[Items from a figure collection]
______
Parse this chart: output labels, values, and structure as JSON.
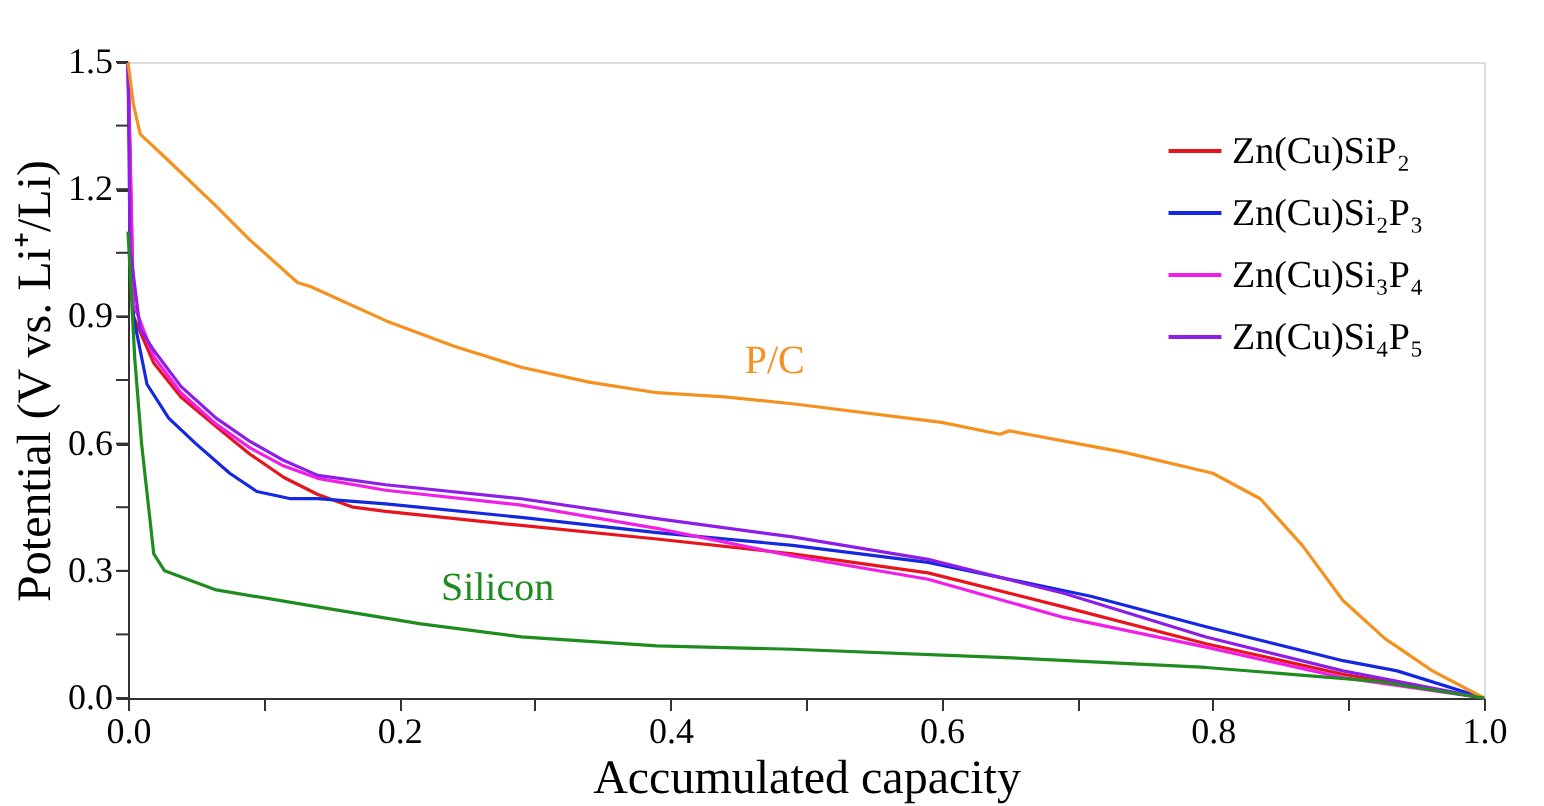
{
  "chart_data": {
    "type": "line",
    "xlabel": "Accumulated capacity",
    "ylabel": "Potential (V vs. Li⁺/Li)",
    "xlim": [
      0,
      1
    ],
    "ylim": [
      0,
      1.5
    ],
    "xticks": [
      {
        "value": 0,
        "label": "0.0"
      },
      {
        "value": 0.1,
        "label": null
      },
      {
        "value": 0.2,
        "label": "0.2"
      },
      {
        "value": 0.3,
        "label": null
      },
      {
        "value": 0.4,
        "label": "0.4"
      },
      {
        "value": 0.5,
        "label": null
      },
      {
        "value": 0.6,
        "label": "0.6"
      },
      {
        "value": 0.7,
        "label": null
      },
      {
        "value": 0.8,
        "label": "0.8"
      },
      {
        "value": 0.9,
        "label": null
      },
      {
        "value": 1,
        "label": "1.0"
      }
    ],
    "yticks": [
      {
        "value": 0,
        "label": "0.0"
      },
      {
        "value": 0.15,
        "label": null
      },
      {
        "value": 0.3,
        "label": "0.3"
      },
      {
        "value": 0.45,
        "label": null
      },
      {
        "value": 0.6,
        "label": "0.6"
      },
      {
        "value": 0.75,
        "label": null
      },
      {
        "value": 0.9,
        "label": "0.9"
      },
      {
        "value": 1.05,
        "label": null
      },
      {
        "value": 1.2,
        "label": "1.2"
      },
      {
        "value": 1.35,
        "label": null
      },
      {
        "value": 1.5,
        "label": "1.5"
      }
    ],
    "grid": false,
    "legend": "top right",
    "marker": "none",
    "line_style": "solid",
    "series": [
      {
        "name": "Zn(Cu)SiP₂",
        "color": "#e8141c",
        "x": [
          0,
          0.004,
          0.019,
          0.039,
          0.065,
          0.09,
          0.115,
          0.14,
          0.166,
          0.19,
          0.29,
          0.39,
          0.49,
          0.59,
          0.69,
          0.795,
          0.896,
          1.0
        ],
        "values": [
          1.5,
          0.9,
          0.79,
          0.71,
          0.64,
          0.575,
          0.52,
          0.48,
          0.45,
          0.44,
          0.407,
          0.375,
          0.34,
          0.295,
          0.215,
          0.128,
          0.056,
          0
        ]
      },
      {
        "name": "Zn(Cu)Si₂P₃",
        "color": "#1428e0",
        "x": [
          0,
          0.002,
          0.004,
          0.014,
          0.03,
          0.05,
          0.075,
          0.095,
          0.12,
          0.14,
          0.19,
          0.29,
          0.39,
          0.49,
          0.59,
          0.71,
          0.795,
          0.896,
          0.936,
          1.0
        ],
        "values": [
          1.5,
          1.14,
          0.9,
          0.74,
          0.66,
          0.6,
          0.53,
          0.487,
          0.47,
          0.47,
          0.458,
          0.426,
          0.39,
          0.36,
          0.32,
          0.24,
          0.168,
          0.088,
          0.064,
          0
        ]
      },
      {
        "name": "Zn(Cu)Si₃P₄",
        "color": "#f01ee6",
        "x": [
          0,
          0.0015,
          0.004,
          0.019,
          0.039,
          0.065,
          0.09,
          0.115,
          0.14,
          0.19,
          0.29,
          0.39,
          0.49,
          0.59,
          0.69,
          0.795,
          0.896,
          1.0
        ],
        "values": [
          1.5,
          1.3,
          0.93,
          0.805,
          0.72,
          0.646,
          0.59,
          0.547,
          0.518,
          0.49,
          0.455,
          0.4,
          0.335,
          0.28,
          0.19,
          0.12,
          0.048,
          0
        ]
      },
      {
        "name": "Zn(Cu)Si₄P₅",
        "color": "#8c1ee6",
        "x": [
          0,
          0.0015,
          0.009,
          0.019,
          0.039,
          0.065,
          0.09,
          0.115,
          0.14,
          0.19,
          0.29,
          0.39,
          0.49,
          0.59,
          0.69,
          0.795,
          0.896,
          1.0
        ],
        "values": [
          1.5,
          1.06,
          0.87,
          0.82,
          0.735,
          0.66,
          0.605,
          0.56,
          0.525,
          0.503,
          0.47,
          0.423,
          0.38,
          0.327,
          0.247,
          0.144,
          0.064,
          0
        ]
      },
      {
        "color": "#f5911e",
        "x": [
          0,
          0.004,
          0.009,
          0.029,
          0.065,
          0.09,
          0.125,
          0.135,
          0.19,
          0.24,
          0.29,
          0.34,
          0.39,
          0.44,
          0.49,
          0.6,
          0.643,
          0.65,
          0.734,
          0.8,
          0.835,
          0.866,
          0.896,
          0.927,
          0.962,
          1.0
        ],
        "values": [
          1.5,
          1.4,
          1.33,
          1.27,
          1.16,
          1.08,
          0.98,
          0.97,
          0.89,
          0.83,
          0.78,
          0.745,
          0.72,
          0.71,
          0.694,
          0.65,
          0.622,
          0.63,
          0.58,
          0.53,
          0.47,
          0.36,
          0.23,
          0.14,
          0.064,
          0
        ]
      },
      {
        "color": "#1e8c1e",
        "x": [
          0,
          0.005,
          0.01,
          0.019,
          0.027,
          0.065,
          0.14,
          0.216,
          0.29,
          0.39,
          0.49,
          0.643,
          0.795,
          0.92,
          1.0
        ],
        "values": [
          1.1,
          0.8,
          0.6,
          0.34,
          0.3,
          0.255,
          0.215,
          0.175,
          0.144,
          0.123,
          0.115,
          0.096,
          0.072,
          0.04,
          0
        ]
      }
    ],
    "annotations": [
      "P/C",
      "Silicon"
    ]
  }
}
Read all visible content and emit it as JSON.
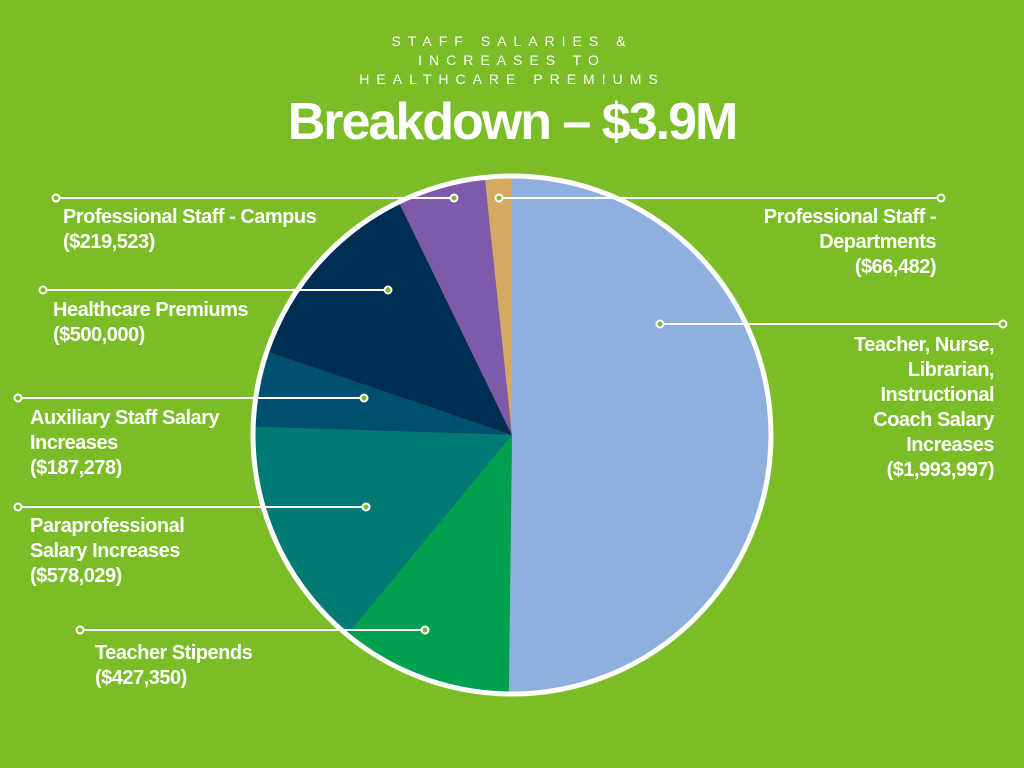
{
  "header": {
    "subtitle_lines": [
      "STAFF SALARIES &",
      "INCREASES TO",
      "HEALTHCARE PREMIUMS"
    ],
    "title": "Breakdown – $3.9M"
  },
  "chart_data": {
    "type": "pie",
    "start": "12 o'clock",
    "direction": "clockwise",
    "slices": [
      {
        "label_lines": [
          "Teacher, Nurse,",
          "Librarian,",
          "Instructional",
          "Coach Salary",
          "Increases",
          "($1,993,997)"
        ],
        "value": 1993997,
        "color": "#8eb0de"
      },
      {
        "label_lines": [
          "Teacher Stipends",
          "($427,350)"
        ],
        "value": 427350,
        "color": "#00a050"
      },
      {
        "label_lines": [
          "Paraprofessional",
          "Salary Increases",
          "($578,029)"
        ],
        "value": 578029,
        "color": "#007a72"
      },
      {
        "label_lines": [
          "Auxiliary Staff Salary",
          "Increases",
          "($187,278)"
        ],
        "value": 187278,
        "color": "#004f70"
      },
      {
        "label_lines": [
          "Healthcare Premiums",
          "($500,000)"
        ],
        "value": 500000,
        "color": "#002e52"
      },
      {
        "label_lines": [
          "Professional Staff - Campus",
          "($219,523)"
        ],
        "value": 219523,
        "color": "#805aaa"
      },
      {
        "label_lines": [
          "Professional Staff -",
          "Departments",
          "($66,482)"
        ],
        "value": 66482,
        "color": "#d5a863"
      }
    ]
  }
}
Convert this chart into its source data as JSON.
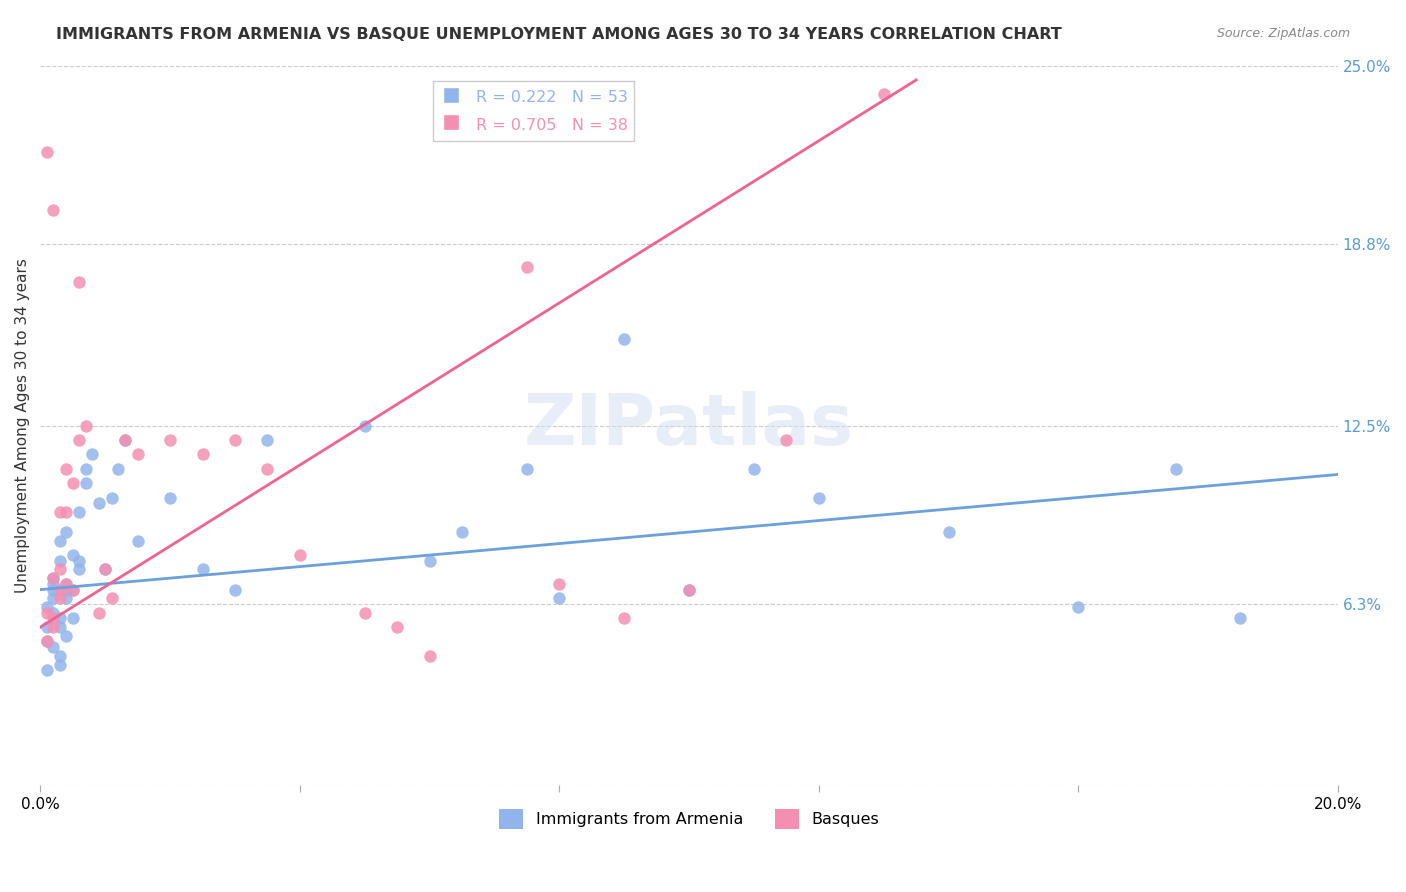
{
  "title": "IMMIGRANTS FROM ARMENIA VS BASQUE UNEMPLOYMENT AMONG AGES 30 TO 34 YEARS CORRELATION CHART",
  "source": "Source: ZipAtlas.com",
  "ylabel": "Unemployment Among Ages 30 to 34 years",
  "xlabel": "",
  "xlim": [
    0.0,
    0.2
  ],
  "ylim": [
    0.0,
    0.25
  ],
  "yticks": [
    0.0,
    0.063,
    0.125,
    0.188,
    0.25
  ],
  "ytick_labels": [
    "",
    "6.3%",
    "12.5%",
    "18.8%",
    "25.0%"
  ],
  "xticks": [
    0.0,
    0.04,
    0.08,
    0.12,
    0.16,
    0.2
  ],
  "xtick_labels": [
    "0.0%",
    "",
    "",
    "",
    "",
    "20.0%"
  ],
  "legend_r1": "R = 0.222   N = 53",
  "legend_r2": "R = 0.705   N = 38",
  "color_blue": "#92b4ec",
  "color_pink": "#f48fb1",
  "line_blue": "#6ca0dc",
  "line_pink": "#f06292",
  "watermark": "ZIPatlas",
  "armenia_scatter_x": [
    0.002,
    0.001,
    0.003,
    0.002,
    0.001,
    0.004,
    0.005,
    0.003,
    0.002,
    0.001,
    0.006,
    0.004,
    0.003,
    0.005,
    0.007,
    0.003,
    0.002,
    0.004,
    0.006,
    0.008,
    0.002,
    0.003,
    0.005,
    0.004,
    0.002,
    0.007,
    0.003,
    0.001,
    0.006,
    0.004,
    0.009,
    0.012,
    0.011,
    0.01,
    0.013,
    0.025,
    0.03,
    0.02,
    0.015,
    0.035,
    0.05,
    0.06,
    0.075,
    0.065,
    0.08,
    0.09,
    0.1,
    0.11,
    0.12,
    0.14,
    0.16,
    0.175,
    0.185
  ],
  "armenia_scatter_y": [
    0.065,
    0.055,
    0.045,
    0.06,
    0.05,
    0.07,
    0.068,
    0.058,
    0.072,
    0.062,
    0.075,
    0.065,
    0.055,
    0.08,
    0.11,
    0.078,
    0.068,
    0.088,
    0.095,
    0.115,
    0.048,
    0.042,
    0.058,
    0.052,
    0.07,
    0.105,
    0.085,
    0.04,
    0.078,
    0.068,
    0.098,
    0.11,
    0.1,
    0.075,
    0.12,
    0.075,
    0.068,
    0.1,
    0.085,
    0.12,
    0.125,
    0.078,
    0.11,
    0.088,
    0.065,
    0.155,
    0.068,
    0.11,
    0.1,
    0.088,
    0.062,
    0.11,
    0.058
  ],
  "basque_scatter_x": [
    0.001,
    0.002,
    0.003,
    0.001,
    0.004,
    0.002,
    0.005,
    0.003,
    0.001,
    0.002,
    0.006,
    0.004,
    0.003,
    0.005,
    0.007,
    0.003,
    0.002,
    0.004,
    0.006,
    0.009,
    0.011,
    0.01,
    0.013,
    0.015,
    0.02,
    0.025,
    0.03,
    0.035,
    0.04,
    0.05,
    0.055,
    0.06,
    0.075,
    0.08,
    0.09,
    0.1,
    0.115,
    0.13
  ],
  "basque_scatter_y": [
    0.06,
    0.055,
    0.065,
    0.05,
    0.07,
    0.072,
    0.068,
    0.075,
    0.22,
    0.2,
    0.175,
    0.11,
    0.095,
    0.105,
    0.125,
    0.068,
    0.058,
    0.095,
    0.12,
    0.06,
    0.065,
    0.075,
    0.12,
    0.115,
    0.12,
    0.115,
    0.12,
    0.11,
    0.08,
    0.06,
    0.055,
    0.045,
    0.18,
    0.07,
    0.058,
    0.068,
    0.12,
    0.24
  ],
  "armenia_line_x": [
    0.0,
    0.2
  ],
  "armenia_line_y": [
    0.068,
    0.108
  ],
  "basque_line_x": [
    0.0,
    0.135
  ],
  "basque_line_y": [
    0.055,
    0.245
  ]
}
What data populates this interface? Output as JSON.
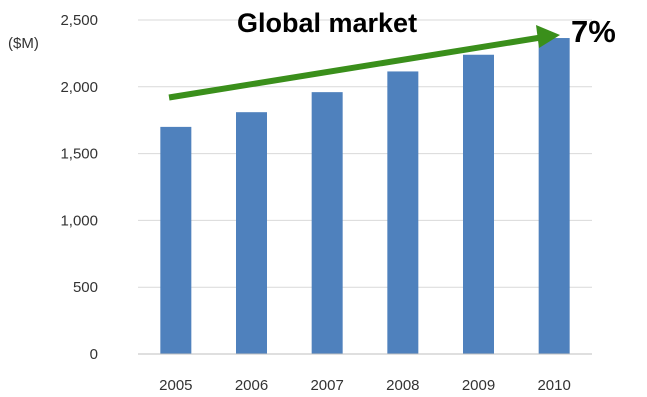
{
  "chart_data": {
    "type": "bar",
    "title": "Global market",
    "unit_label": "($M)",
    "annotation": "7%",
    "categories": [
      "2005",
      "2006",
      "2007",
      "2008",
      "2009",
      "2010"
    ],
    "values": [
      1700,
      1810,
      1960,
      2115,
      2240,
      2365
    ],
    "yticks": [
      0,
      500,
      1000,
      1500,
      2000,
      2500
    ],
    "ytick_labels": [
      "0",
      "500",
      "1,000",
      "1,500",
      "2,000",
      "2,500"
    ],
    "ylim": [
      0,
      2500
    ],
    "grid": true,
    "bar_color": "#4f81bd",
    "trend_arrow_color": "#3a8f1b"
  }
}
______
* **GIVEN PROBLEM**
Your output should consist solely of the lines from the line containing "What data populates" through the last line of the entries, verbatim, minus any pictures.

* **SOLUTION TO THIS PROBLEM**
What data populates this interface? Output as JSON.
{
  "chart_data": {
    "type": "bar",
    "title": "Global market",
    "unit_label": "($M)",
    "annotation": "7%",
    "categories": [
      "2005",
      "2006",
      "2007",
      "2008",
      "2009",
      "2010"
    ],
    "values": [
      1700,
      1810,
      1960,
      2115,
      2240,
      2365
    ],
    "yticks": [
      0,
      500,
      1000,
      1500,
      2000,
      2500
    ],
    "ytick_labels": [
      "0",
      "500",
      "1,000",
      "1,500",
      "2,000",
      "2,500"
    ],
    "ylim": [
      0,
      2500
    ],
    "grid": true,
    "bar_color": "#4f81bd",
    "trend_arrow_color": "#3a8f1b"
  }
}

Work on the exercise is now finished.